Problem set.
1 – Please condense the paragraph of the speaker-labeling patent summary that begins "This system processes audio" into a short bulleted list that keeps its main facts.
2 – Reproduce, word for word, the part of the entries that opens with the line containing "col-cost: 売上原価 (744, 236, 795, 251)" and closes with the line containing "row-value: 0 (1063, 613, 1073, 628)", including both of those lines.

Source passage.

——

PatentBrief · Patent BriefUS 6424946

How Computers Automatically Label Different Speakers in Audio Recordings

A method for identifying and labeling speakers in audio recordings, even if the system has never heard the person speak before, by grouping similar voices and asking a user to name them.

Patent Number

US 6424946

Status

Expired

Filing Date

November 5, 1999

Grant Date

July 23, 2002

Expiration

November 5, 2019

Claims

Assignee

International Business Machines Corp

Inventors

Alain Charles Louis Tritschler, Mahesh Viswanathan

Citations

75 forward · 2 backward

What it covers

This system processes audio to identify who is speaking by breaking the audio into segments and comparing them against a database. It uses 'background models' for people not yet in the system, such as a generic 'unenrolled male' or 'unenrolled female' profile. When the system detects a recurring voice that it doesn't recognize, it groups those segments together into a cluster. A user can then provide a name for that cluster, and the system automatically updates its database to recognize that person in future recordings.

What it doesn't cover

—Does not cover real-time voice synthesis or voice modification.

——

Extracted information.

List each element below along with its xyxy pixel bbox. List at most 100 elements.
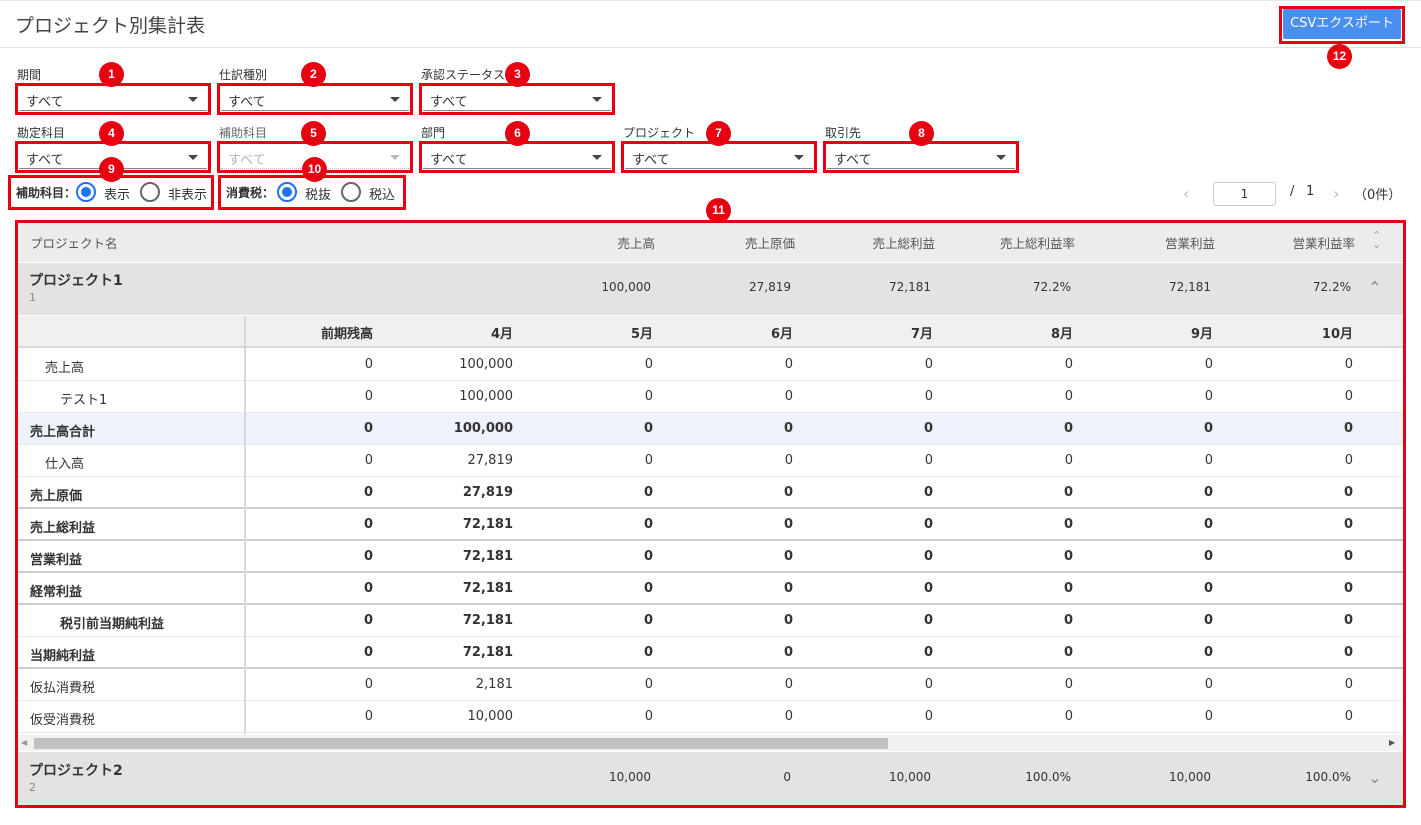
col-cost: 売上原価 (744, 236, 795, 251)
project-operating-profit: 72,181 (1169, 280, 1211, 294)
row-label: 仮払消費税 (30, 681, 96, 696)
row-value: 0 (1064, 453, 1073, 468)
col-project-name: プロジェクト名 (30, 236, 118, 251)
expand-icon[interactable]: ⌄ (1368, 768, 1381, 787)
badge-7: 7 (706, 121, 731, 146)
client-label: 取引先 (825, 126, 862, 140)
row-value: 0 (1064, 357, 1073, 372)
page-input[interactable]: 1 (1213, 182, 1276, 206)
row-value: 100,000 (453, 421, 513, 436)
row-value: 2,181 (475, 677, 513, 692)
badge-12: 12 (1327, 44, 1352, 69)
detail-col-header: 8月 (1050, 327, 1073, 342)
row-value: 0 (924, 389, 933, 404)
project-code: 1 (29, 291, 36, 304)
row-value: 0 (784, 389, 793, 404)
collapse-icon[interactable]: ⌃ (1368, 278, 1381, 297)
row-value: 0 (364, 709, 373, 724)
row-value: 0 (923, 517, 933, 532)
row-value: 0 (643, 517, 653, 532)
row-value: 0 (923, 581, 933, 596)
row-value: 0 (783, 613, 793, 628)
row-value: 0 (784, 357, 793, 372)
row-value: 0 (1063, 613, 1073, 628)
row-value: 0 (923, 421, 933, 436)
row-value: 72,181 (462, 581, 513, 596)
row-value: 0 (1343, 645, 1353, 660)
row-value: 27,819 (462, 485, 513, 500)
project-operating-margin: 72.2% (1312, 280, 1351, 294)
row-value: 0 (644, 389, 653, 404)
detail-col-header: 前期残高 (320, 327, 373, 342)
row-value: 0 (1204, 677, 1213, 692)
badge-3: 3 (505, 62, 530, 87)
page-title: プロジェクト別集計表 (15, 15, 206, 37)
row-value: 0 (1343, 517, 1353, 532)
row-value: 0 (363, 613, 373, 628)
journal-type-label: 仕訳種別 (219, 68, 268, 82)
detail-col-header: 7月 (910, 327, 933, 342)
row-value: 72,181 (462, 645, 513, 660)
project-name: プロジェクト1 (29, 273, 123, 289)
detail-col-header: 10月 (1321, 327, 1353, 342)
row-value: 27,819 (467, 453, 514, 468)
row-value: 0 (643, 485, 653, 500)
row-label: 売上原価 (30, 489, 83, 504)
scroll-right-icon[interactable]: ▶ (1389, 738, 1395, 747)
row-label: 売上高合計 (30, 425, 96, 440)
row-value: 0 (783, 645, 793, 660)
prev-page-icon[interactable]: ‹ (1183, 184, 1189, 203)
row-label: テスト1 (60, 393, 108, 408)
project-name: プロジェクト2 (29, 763, 123, 779)
project-operating-margin: 100.0% (1305, 770, 1351, 784)
project-gross-margin: 72.2% (1032, 280, 1071, 294)
row-value: 0 (1064, 389, 1073, 404)
row-value: 0 (1203, 517, 1213, 532)
col-operating-margin: 営業利益率 (1292, 236, 1355, 251)
row-value: 0 (363, 517, 373, 532)
row-value: 0 (643, 581, 653, 596)
row-value: 0 (363, 549, 373, 564)
row-value: 0 (643, 421, 653, 436)
row-value: 0 (363, 485, 373, 500)
row-value: 0 (363, 421, 373, 436)
row-label: 税引前当期純利益 (60, 617, 165, 632)
row-value: 0 (783, 549, 793, 564)
col-gross-profit: 売上総利益 (872, 236, 935, 251)
row-value: 0 (644, 709, 653, 724)
project-gross-margin: 100.0% (1025, 770, 1071, 784)
row-value: 0 (1343, 613, 1353, 628)
row-value: 0 (1064, 677, 1073, 692)
scrollbar-thumb[interactable] (34, 738, 888, 749)
row-value: 0 (783, 517, 793, 532)
row-value: 0 (1343, 581, 1353, 596)
badge-6: 6 (505, 121, 530, 146)
row-value: 0 (643, 645, 653, 660)
row-value: 0 (1063, 421, 1073, 436)
row-value: 0 (1203, 549, 1213, 564)
row-value: 0 (784, 677, 793, 692)
row-value: 10,000 (467, 709, 514, 724)
highlight-export (1279, 6, 1405, 44)
scroll-left-icon[interactable]: ◀ (21, 738, 27, 747)
project-code: 2 (29, 781, 36, 794)
detail-col-header: 9月 (1190, 327, 1213, 342)
sort-icon[interactable]: ⌃ ⌄ (1372, 230, 1381, 250)
badge-1: 1 (99, 62, 124, 87)
frozen-column-divider (244, 316, 246, 734)
badge-9: 9 (99, 157, 124, 182)
row-value: 0 (364, 677, 373, 692)
row-label: 売上総利益 (30, 521, 96, 536)
row-value: 0 (924, 709, 933, 724)
row-value: 72,181 (462, 613, 513, 628)
row-value: 0 (1344, 357, 1353, 372)
row-value: 0 (364, 453, 373, 468)
row-value: 0 (784, 453, 793, 468)
badge-11: 11 (706, 198, 731, 223)
row-label: 経常利益 (30, 585, 83, 600)
row-value: 0 (1063, 485, 1073, 500)
row-value: 72,181 (462, 549, 513, 564)
row-value: 0 (1203, 613, 1213, 628)
next-page-icon[interactable]: › (1333, 184, 1339, 203)
row-label: 営業利益 (30, 553, 83, 568)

——

Answers.
1 –
- Splits audio into segments and compares them against a database to identify who is speaking.
- Uses background models, such as generic "unenrolled male" and "unenrolled female" profiles, for people not yet in the system.
- Groups segments of a recurring, unrecognized voice into a cluster.
- Lets a user name that cluster. The database is then updated automatically so the person is recognized in future recordings.

2 –
col-cost: 売上原価 (744, 236, 795, 251)
project-operating-profit: 72,181 (1169, 280, 1211, 294)
row-label: 仮払消費税 (30, 681, 96, 696)
row-value: 0 (1064, 453, 1073, 468)
col-project-name: プロジェクト名 (30, 236, 118, 251)
expand-icon[interactable]: ⌄ (1368, 768, 1381, 787)
badge-7: 7 (706, 121, 731, 146)
client-label: 取引先 (825, 126, 862, 140)
row-value: 0 (1064, 357, 1073, 372)
page-input[interactable]: 1 (1213, 182, 1276, 206)
row-value: 100,000 (453, 421, 513, 436)
row-value: 2,181 (475, 677, 513, 692)
badge-12: 12 (1327, 44, 1352, 69)
detail-col-header: 8月 (1050, 327, 1073, 342)
row-value: 0 (924, 389, 933, 404)
project-code: 1 (29, 291, 36, 304)
row-value: 0 (784, 389, 793, 404)
collapse-icon[interactable]: ⌃ (1368, 278, 1381, 297)
row-value: 0 (364, 709, 373, 724)
row-value: 0 (923, 517, 933, 532)
row-value: 0 (643, 517, 653, 532)
row-value: 0 (923, 581, 933, 596)
row-value: 0 (783, 613, 793, 628)
row-value: 0 (784, 357, 793, 372)
row-value: 0 (1063, 613, 1073, 628)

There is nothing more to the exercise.